--- Task goal ---
Beginning with the line where "Serialize everything readable" appears, repeat every remaining line of the entries exactly, the last line included.

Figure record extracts
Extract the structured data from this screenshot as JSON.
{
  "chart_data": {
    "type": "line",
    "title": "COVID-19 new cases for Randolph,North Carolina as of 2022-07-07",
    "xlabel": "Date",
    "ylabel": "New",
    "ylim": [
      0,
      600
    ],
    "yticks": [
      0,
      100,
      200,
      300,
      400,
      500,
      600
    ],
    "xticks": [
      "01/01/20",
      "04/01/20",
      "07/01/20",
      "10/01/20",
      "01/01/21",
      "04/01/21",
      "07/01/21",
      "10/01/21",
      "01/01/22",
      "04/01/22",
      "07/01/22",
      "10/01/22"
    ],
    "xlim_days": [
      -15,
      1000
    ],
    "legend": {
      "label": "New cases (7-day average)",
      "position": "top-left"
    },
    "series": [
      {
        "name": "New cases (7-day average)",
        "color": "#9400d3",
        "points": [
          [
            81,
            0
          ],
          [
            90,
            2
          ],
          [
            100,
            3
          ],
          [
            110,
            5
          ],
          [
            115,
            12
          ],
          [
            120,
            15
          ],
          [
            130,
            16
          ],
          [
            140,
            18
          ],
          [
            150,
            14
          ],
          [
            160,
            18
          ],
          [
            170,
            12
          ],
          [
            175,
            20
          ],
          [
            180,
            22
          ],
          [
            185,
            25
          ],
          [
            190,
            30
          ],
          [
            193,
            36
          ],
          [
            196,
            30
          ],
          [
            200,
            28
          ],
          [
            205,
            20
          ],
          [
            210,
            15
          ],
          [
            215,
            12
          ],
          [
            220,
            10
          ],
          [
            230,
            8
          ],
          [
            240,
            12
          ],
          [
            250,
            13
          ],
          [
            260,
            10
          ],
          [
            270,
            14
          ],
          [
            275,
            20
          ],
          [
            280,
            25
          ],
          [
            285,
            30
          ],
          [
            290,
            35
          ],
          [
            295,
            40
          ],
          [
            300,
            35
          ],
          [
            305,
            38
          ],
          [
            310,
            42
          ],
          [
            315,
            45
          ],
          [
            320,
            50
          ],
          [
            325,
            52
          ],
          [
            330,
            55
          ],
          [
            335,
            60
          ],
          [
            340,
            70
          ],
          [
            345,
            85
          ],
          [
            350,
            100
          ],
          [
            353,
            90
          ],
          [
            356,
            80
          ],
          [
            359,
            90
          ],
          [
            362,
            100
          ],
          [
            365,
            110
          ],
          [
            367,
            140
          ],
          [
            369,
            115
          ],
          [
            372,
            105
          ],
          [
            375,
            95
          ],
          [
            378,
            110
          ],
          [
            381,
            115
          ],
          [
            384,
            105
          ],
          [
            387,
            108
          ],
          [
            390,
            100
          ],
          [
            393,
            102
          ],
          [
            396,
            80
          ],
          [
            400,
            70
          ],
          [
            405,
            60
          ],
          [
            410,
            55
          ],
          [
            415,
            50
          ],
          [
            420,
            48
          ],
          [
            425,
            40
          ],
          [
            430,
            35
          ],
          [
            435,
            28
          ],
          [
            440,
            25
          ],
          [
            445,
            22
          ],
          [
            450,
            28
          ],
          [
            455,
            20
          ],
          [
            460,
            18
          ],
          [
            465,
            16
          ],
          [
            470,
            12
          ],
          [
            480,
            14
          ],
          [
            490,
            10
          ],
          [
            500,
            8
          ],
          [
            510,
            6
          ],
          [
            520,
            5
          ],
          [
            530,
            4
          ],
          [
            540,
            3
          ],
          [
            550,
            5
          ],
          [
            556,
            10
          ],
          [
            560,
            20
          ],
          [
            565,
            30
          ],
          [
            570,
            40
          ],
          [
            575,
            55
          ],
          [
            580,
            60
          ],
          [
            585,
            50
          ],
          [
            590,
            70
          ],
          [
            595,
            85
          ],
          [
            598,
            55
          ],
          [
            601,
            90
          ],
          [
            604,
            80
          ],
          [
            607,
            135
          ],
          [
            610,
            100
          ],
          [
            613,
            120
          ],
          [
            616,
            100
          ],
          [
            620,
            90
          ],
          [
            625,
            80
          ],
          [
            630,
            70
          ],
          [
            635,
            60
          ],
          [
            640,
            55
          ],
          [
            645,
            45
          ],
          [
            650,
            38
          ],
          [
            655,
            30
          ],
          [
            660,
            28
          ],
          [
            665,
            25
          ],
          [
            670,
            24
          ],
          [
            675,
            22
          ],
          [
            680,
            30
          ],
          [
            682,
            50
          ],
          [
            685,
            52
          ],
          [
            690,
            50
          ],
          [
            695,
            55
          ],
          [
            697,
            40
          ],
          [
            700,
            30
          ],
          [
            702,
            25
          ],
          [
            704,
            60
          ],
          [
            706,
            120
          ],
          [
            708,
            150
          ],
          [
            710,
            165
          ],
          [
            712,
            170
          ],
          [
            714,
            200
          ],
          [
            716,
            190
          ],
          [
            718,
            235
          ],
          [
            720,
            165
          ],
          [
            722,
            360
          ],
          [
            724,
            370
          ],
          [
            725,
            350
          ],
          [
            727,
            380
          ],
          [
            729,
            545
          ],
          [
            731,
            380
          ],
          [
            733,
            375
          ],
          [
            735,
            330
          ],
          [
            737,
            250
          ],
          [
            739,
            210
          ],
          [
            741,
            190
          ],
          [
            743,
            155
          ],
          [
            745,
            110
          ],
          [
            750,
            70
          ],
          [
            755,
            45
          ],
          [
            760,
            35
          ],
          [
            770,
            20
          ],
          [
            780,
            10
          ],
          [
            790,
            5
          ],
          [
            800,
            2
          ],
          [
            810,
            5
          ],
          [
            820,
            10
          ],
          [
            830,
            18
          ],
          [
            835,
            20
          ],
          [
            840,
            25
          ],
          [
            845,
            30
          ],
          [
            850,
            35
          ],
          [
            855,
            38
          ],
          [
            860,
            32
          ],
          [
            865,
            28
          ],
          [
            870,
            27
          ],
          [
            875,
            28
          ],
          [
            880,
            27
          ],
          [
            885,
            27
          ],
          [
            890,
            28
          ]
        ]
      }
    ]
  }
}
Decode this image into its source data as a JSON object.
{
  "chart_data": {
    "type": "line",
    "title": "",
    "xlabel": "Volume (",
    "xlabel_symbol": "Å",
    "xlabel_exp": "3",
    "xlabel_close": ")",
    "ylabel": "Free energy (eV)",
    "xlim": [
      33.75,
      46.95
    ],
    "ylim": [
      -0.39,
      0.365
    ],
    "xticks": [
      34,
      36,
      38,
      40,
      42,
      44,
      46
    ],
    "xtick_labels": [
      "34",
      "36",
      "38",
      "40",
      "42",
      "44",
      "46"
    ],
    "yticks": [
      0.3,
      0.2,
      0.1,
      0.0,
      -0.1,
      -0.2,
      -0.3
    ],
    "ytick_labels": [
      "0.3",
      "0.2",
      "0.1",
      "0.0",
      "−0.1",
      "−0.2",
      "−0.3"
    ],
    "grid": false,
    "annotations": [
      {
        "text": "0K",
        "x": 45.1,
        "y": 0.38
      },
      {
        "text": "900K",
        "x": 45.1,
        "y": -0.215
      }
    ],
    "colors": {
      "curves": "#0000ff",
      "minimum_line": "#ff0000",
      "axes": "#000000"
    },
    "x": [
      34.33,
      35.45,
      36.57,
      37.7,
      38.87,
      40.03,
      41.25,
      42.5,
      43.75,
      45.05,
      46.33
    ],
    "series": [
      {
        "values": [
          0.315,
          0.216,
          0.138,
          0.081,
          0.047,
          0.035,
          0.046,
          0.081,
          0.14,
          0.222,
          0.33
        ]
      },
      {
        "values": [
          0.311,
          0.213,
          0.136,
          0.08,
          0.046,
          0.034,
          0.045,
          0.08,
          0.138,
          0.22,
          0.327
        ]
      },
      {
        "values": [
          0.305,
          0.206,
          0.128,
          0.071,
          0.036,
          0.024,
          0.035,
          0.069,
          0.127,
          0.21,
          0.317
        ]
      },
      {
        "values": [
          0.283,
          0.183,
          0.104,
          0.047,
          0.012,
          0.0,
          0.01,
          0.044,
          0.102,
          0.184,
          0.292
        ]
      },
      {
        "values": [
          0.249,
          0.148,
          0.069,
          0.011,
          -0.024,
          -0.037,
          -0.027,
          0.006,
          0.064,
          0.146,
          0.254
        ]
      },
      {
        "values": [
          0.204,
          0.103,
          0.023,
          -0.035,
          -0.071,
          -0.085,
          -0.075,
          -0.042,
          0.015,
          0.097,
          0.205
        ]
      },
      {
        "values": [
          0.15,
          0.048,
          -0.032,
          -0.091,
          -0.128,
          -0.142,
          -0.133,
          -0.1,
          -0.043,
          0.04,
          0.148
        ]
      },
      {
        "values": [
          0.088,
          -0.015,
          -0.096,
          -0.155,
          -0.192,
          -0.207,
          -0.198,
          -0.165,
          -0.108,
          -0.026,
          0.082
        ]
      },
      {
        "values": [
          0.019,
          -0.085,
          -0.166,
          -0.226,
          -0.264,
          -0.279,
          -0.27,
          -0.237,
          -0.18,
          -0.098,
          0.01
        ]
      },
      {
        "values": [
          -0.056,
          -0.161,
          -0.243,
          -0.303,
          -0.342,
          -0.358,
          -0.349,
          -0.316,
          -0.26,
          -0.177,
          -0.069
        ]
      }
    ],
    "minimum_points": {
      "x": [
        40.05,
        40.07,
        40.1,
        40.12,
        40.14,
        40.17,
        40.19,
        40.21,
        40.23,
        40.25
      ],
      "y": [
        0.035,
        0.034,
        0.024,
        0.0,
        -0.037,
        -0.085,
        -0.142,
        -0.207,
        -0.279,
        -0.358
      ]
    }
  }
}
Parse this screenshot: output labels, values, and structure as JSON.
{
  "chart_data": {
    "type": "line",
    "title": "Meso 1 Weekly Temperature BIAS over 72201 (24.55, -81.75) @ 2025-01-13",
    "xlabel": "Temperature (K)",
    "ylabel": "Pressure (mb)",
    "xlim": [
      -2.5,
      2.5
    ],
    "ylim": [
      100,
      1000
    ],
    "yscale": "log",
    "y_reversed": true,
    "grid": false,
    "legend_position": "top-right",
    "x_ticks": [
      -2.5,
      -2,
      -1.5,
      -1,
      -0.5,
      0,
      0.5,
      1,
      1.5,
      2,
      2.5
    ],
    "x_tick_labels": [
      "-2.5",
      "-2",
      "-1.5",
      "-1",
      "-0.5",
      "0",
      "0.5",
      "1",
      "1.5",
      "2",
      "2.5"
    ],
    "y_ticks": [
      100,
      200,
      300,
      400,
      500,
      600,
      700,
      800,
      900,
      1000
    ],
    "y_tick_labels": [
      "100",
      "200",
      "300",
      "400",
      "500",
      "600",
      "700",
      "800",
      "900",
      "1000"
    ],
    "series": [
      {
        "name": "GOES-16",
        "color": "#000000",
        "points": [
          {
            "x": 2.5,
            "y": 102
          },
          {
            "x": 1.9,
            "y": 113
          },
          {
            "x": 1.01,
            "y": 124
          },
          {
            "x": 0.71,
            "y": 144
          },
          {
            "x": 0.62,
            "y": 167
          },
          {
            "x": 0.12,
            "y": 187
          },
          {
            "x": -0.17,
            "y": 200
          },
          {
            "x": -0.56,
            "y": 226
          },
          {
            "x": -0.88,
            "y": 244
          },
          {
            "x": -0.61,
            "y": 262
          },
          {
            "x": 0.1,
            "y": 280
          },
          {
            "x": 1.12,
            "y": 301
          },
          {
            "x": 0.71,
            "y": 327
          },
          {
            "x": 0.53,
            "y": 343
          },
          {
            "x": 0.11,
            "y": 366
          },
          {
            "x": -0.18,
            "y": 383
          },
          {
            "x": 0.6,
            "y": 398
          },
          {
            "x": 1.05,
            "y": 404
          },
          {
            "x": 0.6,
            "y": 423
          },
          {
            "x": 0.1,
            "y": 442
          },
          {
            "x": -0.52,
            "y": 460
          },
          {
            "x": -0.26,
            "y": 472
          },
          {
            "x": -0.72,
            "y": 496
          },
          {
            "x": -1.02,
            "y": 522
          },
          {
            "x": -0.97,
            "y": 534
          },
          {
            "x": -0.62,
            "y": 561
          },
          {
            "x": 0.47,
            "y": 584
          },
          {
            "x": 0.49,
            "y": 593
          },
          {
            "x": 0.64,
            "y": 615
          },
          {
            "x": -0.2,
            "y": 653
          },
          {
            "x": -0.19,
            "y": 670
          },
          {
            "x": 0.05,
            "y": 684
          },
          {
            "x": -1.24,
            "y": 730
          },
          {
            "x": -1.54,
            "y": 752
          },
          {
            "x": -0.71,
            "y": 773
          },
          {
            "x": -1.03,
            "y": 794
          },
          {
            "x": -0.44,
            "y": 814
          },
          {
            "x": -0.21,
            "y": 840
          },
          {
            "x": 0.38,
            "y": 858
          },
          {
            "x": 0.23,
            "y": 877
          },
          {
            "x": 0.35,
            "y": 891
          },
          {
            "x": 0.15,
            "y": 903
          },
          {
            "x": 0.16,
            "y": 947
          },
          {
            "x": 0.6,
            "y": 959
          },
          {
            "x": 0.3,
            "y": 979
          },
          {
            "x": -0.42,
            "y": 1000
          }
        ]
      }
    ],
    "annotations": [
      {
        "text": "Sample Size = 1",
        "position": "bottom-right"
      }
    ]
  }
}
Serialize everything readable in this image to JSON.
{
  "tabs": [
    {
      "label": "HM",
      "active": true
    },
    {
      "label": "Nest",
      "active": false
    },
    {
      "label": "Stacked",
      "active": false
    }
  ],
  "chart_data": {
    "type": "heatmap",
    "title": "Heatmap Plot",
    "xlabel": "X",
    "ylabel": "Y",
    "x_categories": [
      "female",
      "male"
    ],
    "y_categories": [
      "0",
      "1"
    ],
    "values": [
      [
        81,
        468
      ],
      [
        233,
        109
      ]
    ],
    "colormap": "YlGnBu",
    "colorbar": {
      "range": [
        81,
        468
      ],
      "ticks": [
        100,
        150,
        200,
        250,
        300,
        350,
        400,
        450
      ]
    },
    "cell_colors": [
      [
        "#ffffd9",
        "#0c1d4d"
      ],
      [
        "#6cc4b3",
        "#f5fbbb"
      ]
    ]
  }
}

--- Answer ---
Serialize everything readable in this image to JSON.
{
  "tabs": [
    {
      "label": "HM",
      "active": true
    },
    {
      "label": "Nest",
      "active": false
    },
    {
      "label": "Stacked",
      "active": false
    }
  ],
  "chart_data": {
    "type": "heatmap",
    "title": "Heatmap Plot",
    "xlabel": "X",
    "ylabel": "Y",
    "x_categories": [
      "female",
      "male"
    ],
    "y_categories": [
      "0",
      "1"
    ],
    "values": [
      [
        81,
        468
      ],
      [
        233,
        109
      ]
    ],
    "colormap": "YlGnBu",
    "colorbar": {
      "range": [
        81,
        468
      ],
      "ticks": [
        100,
        150,
        200,
        250,
        300,
        350,
        400,
        450
      ]
    },
    "cell_colors": [
      [
        "#ffffd9",
        "#0c1d4d"
      ],
      [
        "#6cc4b3",
        "#f5fbbb"
      ]
    ]
  }
}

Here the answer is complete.